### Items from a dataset

⟨

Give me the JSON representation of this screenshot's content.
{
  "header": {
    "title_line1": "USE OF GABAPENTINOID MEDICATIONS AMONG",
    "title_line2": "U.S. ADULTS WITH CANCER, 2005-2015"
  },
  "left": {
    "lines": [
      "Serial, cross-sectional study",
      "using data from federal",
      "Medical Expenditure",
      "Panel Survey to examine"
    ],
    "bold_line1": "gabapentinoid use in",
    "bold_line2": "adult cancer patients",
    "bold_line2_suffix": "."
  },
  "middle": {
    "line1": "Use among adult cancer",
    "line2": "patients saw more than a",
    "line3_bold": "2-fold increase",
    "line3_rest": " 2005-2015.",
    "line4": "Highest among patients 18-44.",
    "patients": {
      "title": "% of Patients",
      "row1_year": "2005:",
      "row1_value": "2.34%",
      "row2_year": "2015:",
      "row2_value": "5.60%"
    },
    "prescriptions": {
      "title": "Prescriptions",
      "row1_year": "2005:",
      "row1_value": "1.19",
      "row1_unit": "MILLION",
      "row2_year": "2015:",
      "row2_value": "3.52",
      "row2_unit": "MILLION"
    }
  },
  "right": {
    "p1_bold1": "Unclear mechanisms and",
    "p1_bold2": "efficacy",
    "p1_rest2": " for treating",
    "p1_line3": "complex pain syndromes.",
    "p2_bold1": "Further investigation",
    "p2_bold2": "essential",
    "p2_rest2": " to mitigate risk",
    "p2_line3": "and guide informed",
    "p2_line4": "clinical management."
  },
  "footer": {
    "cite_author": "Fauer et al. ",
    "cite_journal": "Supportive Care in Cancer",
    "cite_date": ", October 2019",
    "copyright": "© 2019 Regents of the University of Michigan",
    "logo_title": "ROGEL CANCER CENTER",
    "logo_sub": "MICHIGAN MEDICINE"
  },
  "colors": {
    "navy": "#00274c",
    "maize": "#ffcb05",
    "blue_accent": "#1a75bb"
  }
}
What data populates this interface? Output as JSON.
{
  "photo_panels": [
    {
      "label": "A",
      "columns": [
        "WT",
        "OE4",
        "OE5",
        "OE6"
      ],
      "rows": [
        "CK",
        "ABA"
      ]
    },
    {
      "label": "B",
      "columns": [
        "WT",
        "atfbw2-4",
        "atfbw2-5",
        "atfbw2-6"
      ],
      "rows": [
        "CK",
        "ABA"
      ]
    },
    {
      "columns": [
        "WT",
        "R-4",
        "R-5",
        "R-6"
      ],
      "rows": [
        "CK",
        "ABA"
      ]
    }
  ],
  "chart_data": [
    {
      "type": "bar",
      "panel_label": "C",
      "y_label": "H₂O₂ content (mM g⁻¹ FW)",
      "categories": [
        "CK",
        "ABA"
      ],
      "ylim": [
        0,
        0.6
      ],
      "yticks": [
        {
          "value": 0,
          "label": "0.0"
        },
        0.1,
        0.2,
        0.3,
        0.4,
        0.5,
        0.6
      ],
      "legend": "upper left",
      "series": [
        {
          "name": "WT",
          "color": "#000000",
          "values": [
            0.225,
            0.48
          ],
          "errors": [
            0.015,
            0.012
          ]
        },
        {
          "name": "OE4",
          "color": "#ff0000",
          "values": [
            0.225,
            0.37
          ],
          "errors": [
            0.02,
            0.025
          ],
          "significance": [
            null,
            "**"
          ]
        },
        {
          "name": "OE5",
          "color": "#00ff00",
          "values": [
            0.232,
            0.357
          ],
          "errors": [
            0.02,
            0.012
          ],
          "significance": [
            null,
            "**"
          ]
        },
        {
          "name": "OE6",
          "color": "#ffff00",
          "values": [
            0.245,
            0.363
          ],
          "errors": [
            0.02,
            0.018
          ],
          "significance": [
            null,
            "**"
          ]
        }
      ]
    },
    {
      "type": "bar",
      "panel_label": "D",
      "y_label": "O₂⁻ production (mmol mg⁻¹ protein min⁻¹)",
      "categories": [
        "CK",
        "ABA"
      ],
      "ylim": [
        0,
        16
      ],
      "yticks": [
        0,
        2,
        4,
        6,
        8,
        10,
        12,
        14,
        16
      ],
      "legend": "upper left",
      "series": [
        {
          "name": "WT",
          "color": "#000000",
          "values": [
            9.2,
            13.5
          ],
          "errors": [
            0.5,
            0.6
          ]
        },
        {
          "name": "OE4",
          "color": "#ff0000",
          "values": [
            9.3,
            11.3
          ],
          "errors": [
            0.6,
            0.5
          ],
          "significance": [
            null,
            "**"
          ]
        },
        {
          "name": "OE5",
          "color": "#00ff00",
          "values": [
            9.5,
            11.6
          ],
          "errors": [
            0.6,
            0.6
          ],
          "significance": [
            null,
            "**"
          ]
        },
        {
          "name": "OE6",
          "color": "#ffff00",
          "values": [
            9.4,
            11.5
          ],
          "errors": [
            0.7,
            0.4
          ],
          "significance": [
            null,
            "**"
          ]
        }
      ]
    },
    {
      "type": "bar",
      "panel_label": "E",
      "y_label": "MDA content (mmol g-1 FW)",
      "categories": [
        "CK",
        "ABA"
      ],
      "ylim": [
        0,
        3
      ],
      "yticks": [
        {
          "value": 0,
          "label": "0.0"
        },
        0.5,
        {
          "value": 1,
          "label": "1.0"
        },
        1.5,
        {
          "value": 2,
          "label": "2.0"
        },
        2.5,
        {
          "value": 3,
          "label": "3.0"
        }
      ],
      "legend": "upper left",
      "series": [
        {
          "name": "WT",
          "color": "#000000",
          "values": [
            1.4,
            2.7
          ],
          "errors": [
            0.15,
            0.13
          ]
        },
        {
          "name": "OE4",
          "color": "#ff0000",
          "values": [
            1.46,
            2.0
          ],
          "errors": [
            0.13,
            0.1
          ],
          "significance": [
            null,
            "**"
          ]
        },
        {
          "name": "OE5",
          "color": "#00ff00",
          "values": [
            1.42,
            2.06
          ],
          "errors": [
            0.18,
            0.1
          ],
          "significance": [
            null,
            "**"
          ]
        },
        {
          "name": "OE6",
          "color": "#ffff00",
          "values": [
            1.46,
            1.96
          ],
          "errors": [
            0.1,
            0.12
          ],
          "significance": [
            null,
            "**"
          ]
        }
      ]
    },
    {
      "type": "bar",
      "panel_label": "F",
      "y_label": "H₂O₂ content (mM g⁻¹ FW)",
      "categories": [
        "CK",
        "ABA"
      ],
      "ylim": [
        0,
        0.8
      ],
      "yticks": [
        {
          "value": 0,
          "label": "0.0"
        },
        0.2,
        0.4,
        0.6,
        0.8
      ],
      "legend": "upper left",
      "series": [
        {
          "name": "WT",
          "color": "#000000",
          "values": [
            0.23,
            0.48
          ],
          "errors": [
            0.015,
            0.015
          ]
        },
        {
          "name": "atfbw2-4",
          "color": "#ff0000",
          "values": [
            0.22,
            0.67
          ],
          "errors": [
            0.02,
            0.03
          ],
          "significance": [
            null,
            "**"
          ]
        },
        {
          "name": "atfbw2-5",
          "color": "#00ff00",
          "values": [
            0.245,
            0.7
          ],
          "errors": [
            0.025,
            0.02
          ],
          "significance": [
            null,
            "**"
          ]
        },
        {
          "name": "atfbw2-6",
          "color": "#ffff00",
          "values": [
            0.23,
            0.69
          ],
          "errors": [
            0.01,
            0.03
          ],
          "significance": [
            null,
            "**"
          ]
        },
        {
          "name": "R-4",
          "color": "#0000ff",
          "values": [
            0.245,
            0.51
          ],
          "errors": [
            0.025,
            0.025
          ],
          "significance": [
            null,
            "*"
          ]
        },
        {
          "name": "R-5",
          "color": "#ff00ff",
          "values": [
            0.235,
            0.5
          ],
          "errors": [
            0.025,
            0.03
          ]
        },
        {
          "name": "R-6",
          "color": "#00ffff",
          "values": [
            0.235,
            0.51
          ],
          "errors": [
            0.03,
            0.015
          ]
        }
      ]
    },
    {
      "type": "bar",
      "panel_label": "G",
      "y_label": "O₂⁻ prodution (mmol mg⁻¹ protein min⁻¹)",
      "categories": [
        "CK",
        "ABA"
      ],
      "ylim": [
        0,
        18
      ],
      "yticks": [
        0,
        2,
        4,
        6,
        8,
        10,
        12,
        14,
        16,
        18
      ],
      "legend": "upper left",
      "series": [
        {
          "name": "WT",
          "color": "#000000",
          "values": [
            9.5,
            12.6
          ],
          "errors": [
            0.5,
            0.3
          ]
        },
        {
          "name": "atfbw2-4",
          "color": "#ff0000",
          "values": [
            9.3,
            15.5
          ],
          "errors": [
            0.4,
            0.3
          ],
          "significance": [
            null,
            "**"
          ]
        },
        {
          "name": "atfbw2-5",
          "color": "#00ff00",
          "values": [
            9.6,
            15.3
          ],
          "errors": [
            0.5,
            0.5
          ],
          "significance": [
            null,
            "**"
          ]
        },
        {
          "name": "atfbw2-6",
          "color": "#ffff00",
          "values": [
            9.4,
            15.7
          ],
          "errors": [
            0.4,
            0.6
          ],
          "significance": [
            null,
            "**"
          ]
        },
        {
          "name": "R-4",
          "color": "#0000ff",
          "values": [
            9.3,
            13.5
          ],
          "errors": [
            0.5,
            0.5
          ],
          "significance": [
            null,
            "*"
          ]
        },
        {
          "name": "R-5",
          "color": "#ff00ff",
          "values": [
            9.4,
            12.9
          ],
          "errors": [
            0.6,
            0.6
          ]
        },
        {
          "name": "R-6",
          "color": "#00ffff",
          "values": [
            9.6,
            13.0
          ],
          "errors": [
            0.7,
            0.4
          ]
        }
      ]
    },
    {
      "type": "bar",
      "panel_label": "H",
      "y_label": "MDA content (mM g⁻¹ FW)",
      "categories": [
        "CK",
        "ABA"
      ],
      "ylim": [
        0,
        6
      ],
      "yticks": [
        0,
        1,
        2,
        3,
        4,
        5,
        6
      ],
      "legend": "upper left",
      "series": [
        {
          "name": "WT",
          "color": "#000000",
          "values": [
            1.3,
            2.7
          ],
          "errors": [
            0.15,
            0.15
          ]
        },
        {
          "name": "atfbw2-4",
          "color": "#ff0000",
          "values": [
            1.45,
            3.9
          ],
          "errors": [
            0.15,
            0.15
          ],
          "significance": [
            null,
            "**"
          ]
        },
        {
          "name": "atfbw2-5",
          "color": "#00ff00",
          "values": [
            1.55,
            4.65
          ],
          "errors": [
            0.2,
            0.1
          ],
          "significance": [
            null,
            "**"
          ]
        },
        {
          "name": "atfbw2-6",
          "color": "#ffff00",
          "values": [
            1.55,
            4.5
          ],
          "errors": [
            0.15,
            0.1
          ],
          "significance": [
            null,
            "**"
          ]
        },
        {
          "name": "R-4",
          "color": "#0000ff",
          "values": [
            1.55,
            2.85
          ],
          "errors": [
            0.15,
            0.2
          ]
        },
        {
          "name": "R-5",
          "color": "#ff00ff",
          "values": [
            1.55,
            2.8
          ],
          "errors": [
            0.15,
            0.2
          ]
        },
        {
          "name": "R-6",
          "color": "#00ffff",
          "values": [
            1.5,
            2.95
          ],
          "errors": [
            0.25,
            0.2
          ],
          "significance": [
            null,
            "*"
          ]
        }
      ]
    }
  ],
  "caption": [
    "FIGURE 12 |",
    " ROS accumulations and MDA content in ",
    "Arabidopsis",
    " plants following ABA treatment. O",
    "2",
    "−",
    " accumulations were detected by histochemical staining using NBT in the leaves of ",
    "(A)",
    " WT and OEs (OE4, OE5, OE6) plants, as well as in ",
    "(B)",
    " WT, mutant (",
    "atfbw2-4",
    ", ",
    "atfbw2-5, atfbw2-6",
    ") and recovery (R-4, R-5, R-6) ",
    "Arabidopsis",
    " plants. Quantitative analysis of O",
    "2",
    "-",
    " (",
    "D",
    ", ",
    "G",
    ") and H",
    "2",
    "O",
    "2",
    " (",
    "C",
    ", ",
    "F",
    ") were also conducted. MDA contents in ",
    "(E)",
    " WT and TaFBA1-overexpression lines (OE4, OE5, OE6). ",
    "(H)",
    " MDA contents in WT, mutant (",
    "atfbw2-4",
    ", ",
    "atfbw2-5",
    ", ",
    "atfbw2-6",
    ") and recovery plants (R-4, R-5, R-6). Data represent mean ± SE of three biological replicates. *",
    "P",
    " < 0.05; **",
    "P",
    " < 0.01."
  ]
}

⟩

### What is required
Report each line in the data above that holds the word "recovery" by copying it.

### Exercise solution
    ") and recovery (R-4, R-5, R-6) ",
    ") and recovery plants (R-4, R-5, R-6). Data represent mean ± SE of three biological replicates. *",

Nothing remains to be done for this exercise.